WHAT IS ASKED :: Copy every line of the material below word for word.

* start EXTRACTED RECORDS *

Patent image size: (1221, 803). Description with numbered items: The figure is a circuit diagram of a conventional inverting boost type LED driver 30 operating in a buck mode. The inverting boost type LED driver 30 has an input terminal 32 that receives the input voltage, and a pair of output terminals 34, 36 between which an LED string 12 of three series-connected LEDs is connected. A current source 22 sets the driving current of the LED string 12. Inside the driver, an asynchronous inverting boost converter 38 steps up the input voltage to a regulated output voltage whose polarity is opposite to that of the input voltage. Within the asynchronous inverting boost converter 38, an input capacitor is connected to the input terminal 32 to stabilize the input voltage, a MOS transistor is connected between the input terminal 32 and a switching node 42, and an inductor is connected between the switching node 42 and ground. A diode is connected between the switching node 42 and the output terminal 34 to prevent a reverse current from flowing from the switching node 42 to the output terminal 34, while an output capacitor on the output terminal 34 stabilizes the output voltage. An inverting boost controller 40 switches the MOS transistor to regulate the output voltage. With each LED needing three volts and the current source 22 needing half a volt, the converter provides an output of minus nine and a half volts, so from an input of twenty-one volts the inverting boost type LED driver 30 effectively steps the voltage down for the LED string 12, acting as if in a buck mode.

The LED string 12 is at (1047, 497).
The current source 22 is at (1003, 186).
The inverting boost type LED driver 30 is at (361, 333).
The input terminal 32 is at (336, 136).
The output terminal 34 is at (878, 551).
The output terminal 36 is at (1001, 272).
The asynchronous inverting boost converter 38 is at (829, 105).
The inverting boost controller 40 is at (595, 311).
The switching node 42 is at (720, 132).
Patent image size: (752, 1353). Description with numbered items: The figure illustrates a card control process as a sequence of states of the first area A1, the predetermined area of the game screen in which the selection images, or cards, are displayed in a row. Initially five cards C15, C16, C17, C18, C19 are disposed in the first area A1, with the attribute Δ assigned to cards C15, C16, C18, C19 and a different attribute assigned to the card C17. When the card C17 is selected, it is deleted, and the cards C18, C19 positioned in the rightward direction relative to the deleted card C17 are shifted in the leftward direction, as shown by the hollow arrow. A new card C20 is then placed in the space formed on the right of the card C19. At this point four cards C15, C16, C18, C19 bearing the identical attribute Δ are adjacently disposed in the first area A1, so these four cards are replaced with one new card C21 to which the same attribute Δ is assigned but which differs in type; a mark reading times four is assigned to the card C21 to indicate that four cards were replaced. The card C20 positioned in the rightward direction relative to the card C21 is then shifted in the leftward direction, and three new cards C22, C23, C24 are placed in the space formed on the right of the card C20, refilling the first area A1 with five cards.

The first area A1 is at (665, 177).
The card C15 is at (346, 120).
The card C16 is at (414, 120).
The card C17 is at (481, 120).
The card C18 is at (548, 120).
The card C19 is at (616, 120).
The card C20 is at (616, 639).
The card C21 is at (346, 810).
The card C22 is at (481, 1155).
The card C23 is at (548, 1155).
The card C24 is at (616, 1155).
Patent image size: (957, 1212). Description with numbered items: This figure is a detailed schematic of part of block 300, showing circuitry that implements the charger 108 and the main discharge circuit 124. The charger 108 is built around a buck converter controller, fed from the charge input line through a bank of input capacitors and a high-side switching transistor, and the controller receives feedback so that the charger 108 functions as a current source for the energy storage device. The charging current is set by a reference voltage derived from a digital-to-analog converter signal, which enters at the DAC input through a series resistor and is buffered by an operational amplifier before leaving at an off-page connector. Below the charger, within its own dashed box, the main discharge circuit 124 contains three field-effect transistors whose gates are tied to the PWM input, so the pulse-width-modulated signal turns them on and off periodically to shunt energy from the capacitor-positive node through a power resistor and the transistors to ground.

* end EXTRACTED RECORDS *

ANSWER BELOW ::
Patent image size: (1221, 803). Description with numbered items: The figure is a circuit diagram of a conventional inverting boost type LED driver 30 operating in a buck mode. The inverting boost type LED driver 30 has an input terminal 32 that receives the input voltage, and a pair of output terminals 34, 36 between which an LED string 12 of three series-connected LEDs is connected. A current source 22 sets the driving current of the LED string 12. Inside the driver, an asynchronous inverting boost converter 38 steps up the input voltage to a regulated output voltage whose polarity is opposite to that of the input voltage. Within the asynchronous inverting boost converter 38, an input capacitor is connected to the input terminal 32 to stabilize the input voltage, a MOS transistor is connected between the input terminal 32 and a switching node 42, and an inductor is connected between the switching node 42 and ground. A diode is connected between the switching node 42 and the output terminal 34 to prevent a reverse current from flowing from the switching node 42 to the output terminal 34, while an output capacitor on the output terminal 34 stabilizes the output voltage. An inverting boost controller 40 switches the MOS transistor to regulate the output voltage. With each LED needing three volts and the current source 22 needing half a volt, the converter provides an output of minus nine and a half volts, so from an input of twenty-one volts the inverting boost type LED driver 30 effectively steps the voltage down for the LED string 12, acting as if in a buck mode.

The LED string 12 is at (1047, 497).
The current source 22 is at (1003, 186).
The inverting boost type LED driver 30 is at (361, 333).
The input terminal 32 is at (336, 136).
The output terminal 34 is at (878, 551).
The output terminal 36 is at (1001, 272).
The asynchronous inverting boost converter 38 is at (829, 105).
The inverting boost controller 40 is at (595, 311).
The switching node 42 is at (720, 132).
Patent image size: (752, 1353). Description with numbered items: The figure illustrates a card control process as a sequence of states of the first area A1, the predetermined area of the game screen in which the selection images, or cards, are displayed in a row. Initially five cards C15, C16, C17, C18, C19 are disposed in the first area A1, with the attribute Δ assigned to cards C15, C16, C18, C19 and a different attribute assigned to the card C17. When the card C17 is selected, it is deleted, and the cards C18, C19 positioned in the rightward direction relative to the deleted card C17 are shifted in the leftward direction, as shown by the hollow arrow. A new card C20 is then placed in the space formed on the right of the card C19. At this point four cards C15, C16, C18, C19 bearing the identical attribute Δ are adjacently disposed in the first area A1, so these four cards are replaced with one new card C21 to which the same attribute Δ is assigned but which differs in type; a mark reading times four is assigned to the card C21 to indicate that four cards were replaced. The card C20 positioned in the rightward direction relative to the card C21 is then shifted in the leftward direction, and three new cards C22, C23, C24 are placed in the space formed on the right of the card C20, refilling the first area A1 with five cards.

The first area A1 is at (665, 177).
The card C15 is at (346, 120).
The card C16 is at (414, 120).
The card C17 is at (481, 120).
The card C18 is at (548, 120).
The card C19 is at (616, 120).
The card C20 is at (616, 639).
The card C21 is at (346, 810).
The card C22 is at (481, 1155).
The card C23 is at (548, 1155).
The card C24 is at (616, 1155).
Patent image size: (957, 1212). Description with numbered items: This figure is a detailed schematic of part of block 300, showing circuitry that implements the charger 108 and the main discharge circuit 124. The charger 108 is built around a buck converter controller, fed from the charge input line through a bank of input capacitors and a high-side switching transistor, and the controller receives feedback so that the charger 108 functions as a current source for the energy storage device. The charging current is set by a reference voltage derived from a digital-to-analog converter signal, which enters at the DAC input through a series resistor and is buffered by an operational amplifier before leaving at an off-page connector. Below the charger, within its own dashed box, the main discharge circuit 124 contains three field-effect transistors whose gates are tied to the PWM input, so the pulse-width-modulated signal turns them on and off periodically to shunt energy from the capacitor-positive node through a power resistor and the transistors to ground.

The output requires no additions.